*** LISTED RECORDS ***

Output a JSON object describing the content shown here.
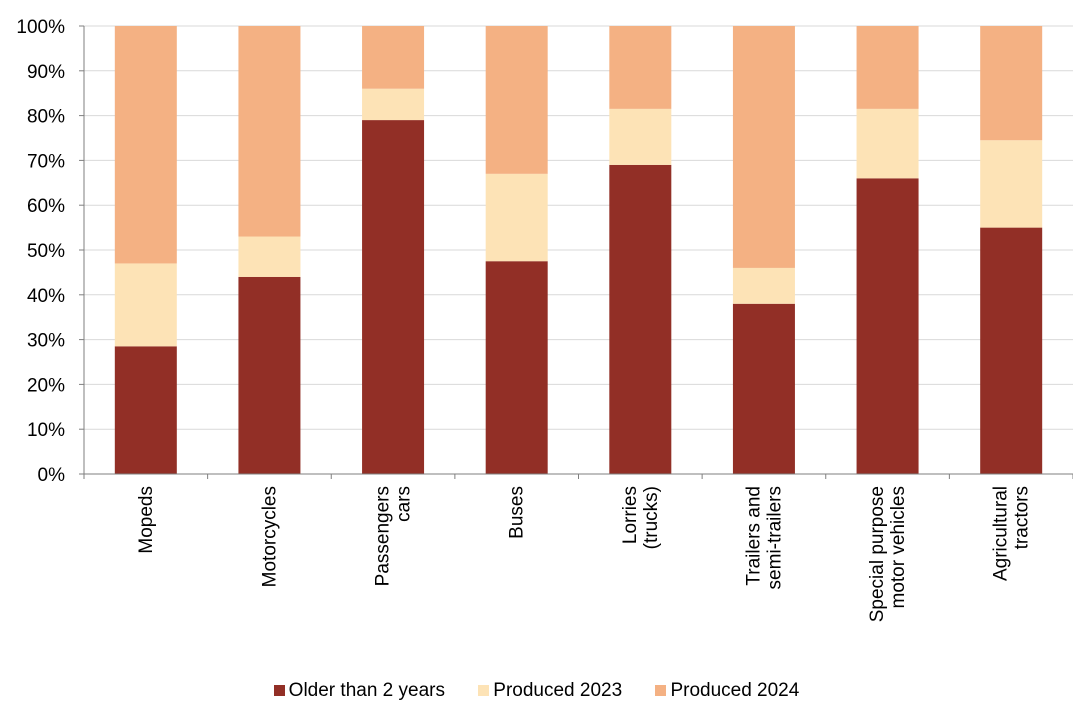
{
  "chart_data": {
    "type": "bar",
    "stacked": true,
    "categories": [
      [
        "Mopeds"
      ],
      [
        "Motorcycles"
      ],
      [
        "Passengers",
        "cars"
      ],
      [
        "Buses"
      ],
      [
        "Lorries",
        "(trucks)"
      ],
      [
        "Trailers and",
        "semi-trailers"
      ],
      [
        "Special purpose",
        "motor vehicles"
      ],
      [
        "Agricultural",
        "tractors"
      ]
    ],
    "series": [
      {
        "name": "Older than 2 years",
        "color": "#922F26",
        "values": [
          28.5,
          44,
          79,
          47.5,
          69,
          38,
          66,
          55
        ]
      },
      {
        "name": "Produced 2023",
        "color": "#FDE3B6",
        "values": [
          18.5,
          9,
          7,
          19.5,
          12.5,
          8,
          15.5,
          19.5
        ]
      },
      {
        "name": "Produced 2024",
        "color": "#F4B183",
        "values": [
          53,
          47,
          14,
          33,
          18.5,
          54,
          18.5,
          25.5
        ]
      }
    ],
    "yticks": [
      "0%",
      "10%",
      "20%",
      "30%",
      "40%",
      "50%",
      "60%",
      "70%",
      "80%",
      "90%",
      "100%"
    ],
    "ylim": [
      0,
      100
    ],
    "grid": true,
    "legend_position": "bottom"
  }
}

***

Gather, from the listing above, every line carrying the word "name".

        "name": "Older than 2 years",
        "name": "Produced 2023",
        "name": "Produced 2024",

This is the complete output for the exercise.